TASK OBJECTIVE:
Copy the data exactly as it appears, and do not include any pictures.

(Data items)
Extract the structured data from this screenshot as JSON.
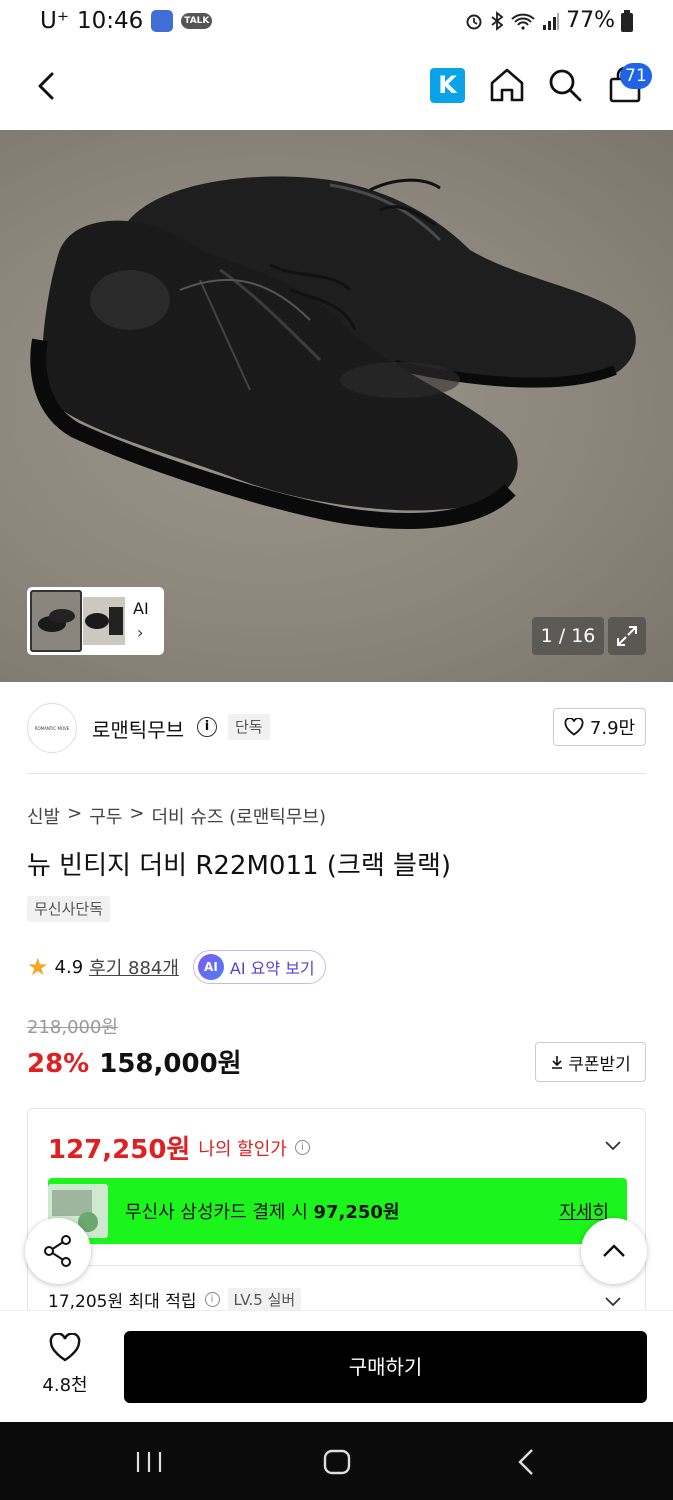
{
  "status_bar": {
    "carrier": "U⁺",
    "time": "10:46",
    "talk_label": "TALK",
    "battery": "77%"
  },
  "header": {
    "k_logo": "K",
    "cart_count": "71"
  },
  "gallery": {
    "thumb_label": "AI",
    "counter": "1 / 16"
  },
  "brand": {
    "logo_text": "ROMANTIC MOVE",
    "name": "로맨틱무브",
    "exclusive_tag": "단독",
    "likes": "7.9만"
  },
  "breadcrumb": [
    "신발",
    "구두",
    "더비 슈즈 (로맨틱무브)"
  ],
  "breadcrumb_sep": ">",
  "product": {
    "title": "뉴 빈티지 더비 R22M011 (크랙 블랙)",
    "tag": "무신사단독",
    "rating": "4.9",
    "reviews": "후기 884개",
    "ai_badge": "AI",
    "ai_summary": "AI 요약 보기",
    "original_price": "218,000원",
    "discount_rate": "28%",
    "sale_price": "158,000원",
    "coupon_label": "쿠폰받기"
  },
  "discount_card": {
    "my_price": "127,250원",
    "my_price_label": "나의 할인가",
    "promo_text": "무신사 삼성카드 결제 시",
    "promo_price": "97,250원",
    "promo_link": "자세히",
    "points": "17,205원 최대 적립",
    "level": "LV.5 실버"
  },
  "bottom_bar": {
    "wish_count": "4.8천",
    "buy_label": "구매하기"
  },
  "colors": {
    "accent_red": "#e02020",
    "promo_green": "#1bf51b",
    "cart_badge_blue": "#1f63e6",
    "star": "#f5a623"
  }
}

FINAL ANSWER:
Extract the structured data from this screenshot as JSON.
{
  "status_bar": {
    "carrier": "U⁺",
    "time": "10:46",
    "talk_label": "TALK",
    "battery": "77%"
  },
  "header": {
    "k_logo": "K",
    "cart_count": "71"
  },
  "gallery": {
    "thumb_label": "AI",
    "counter": "1 / 16"
  },
  "brand": {
    "logo_text": "ROMANTIC MOVE",
    "name": "로맨틱무브",
    "exclusive_tag": "단독",
    "likes": "7.9만"
  },
  "breadcrumb": [
    "신발",
    "구두",
    "더비 슈즈 (로맨틱무브)"
  ],
  "breadcrumb_sep": ">",
  "product": {
    "title": "뉴 빈티지 더비 R22M011 (크랙 블랙)",
    "tag": "무신사단독",
    "rating": "4.9",
    "reviews": "후기 884개",
    "ai_badge": "AI",
    "ai_summary": "AI 요약 보기",
    "original_price": "218,000원",
    "discount_rate": "28%",
    "sale_price": "158,000원",
    "coupon_label": "쿠폰받기"
  },
  "discount_card": {
    "my_price": "127,250원",
    "my_price_label": "나의 할인가",
    "promo_text": "무신사 삼성카드 결제 시",
    "promo_price": "97,250원",
    "promo_link": "자세히",
    "points": "17,205원 최대 적립",
    "level": "LV.5 실버"
  },
  "bottom_bar": {
    "wish_count": "4.8천",
    "buy_label": "구매하기"
  },
  "colors": {
    "accent_red": "#e02020",
    "promo_green": "#1bf51b",
    "cart_badge_blue": "#1f63e6",
    "star": "#f5a623"
  }
}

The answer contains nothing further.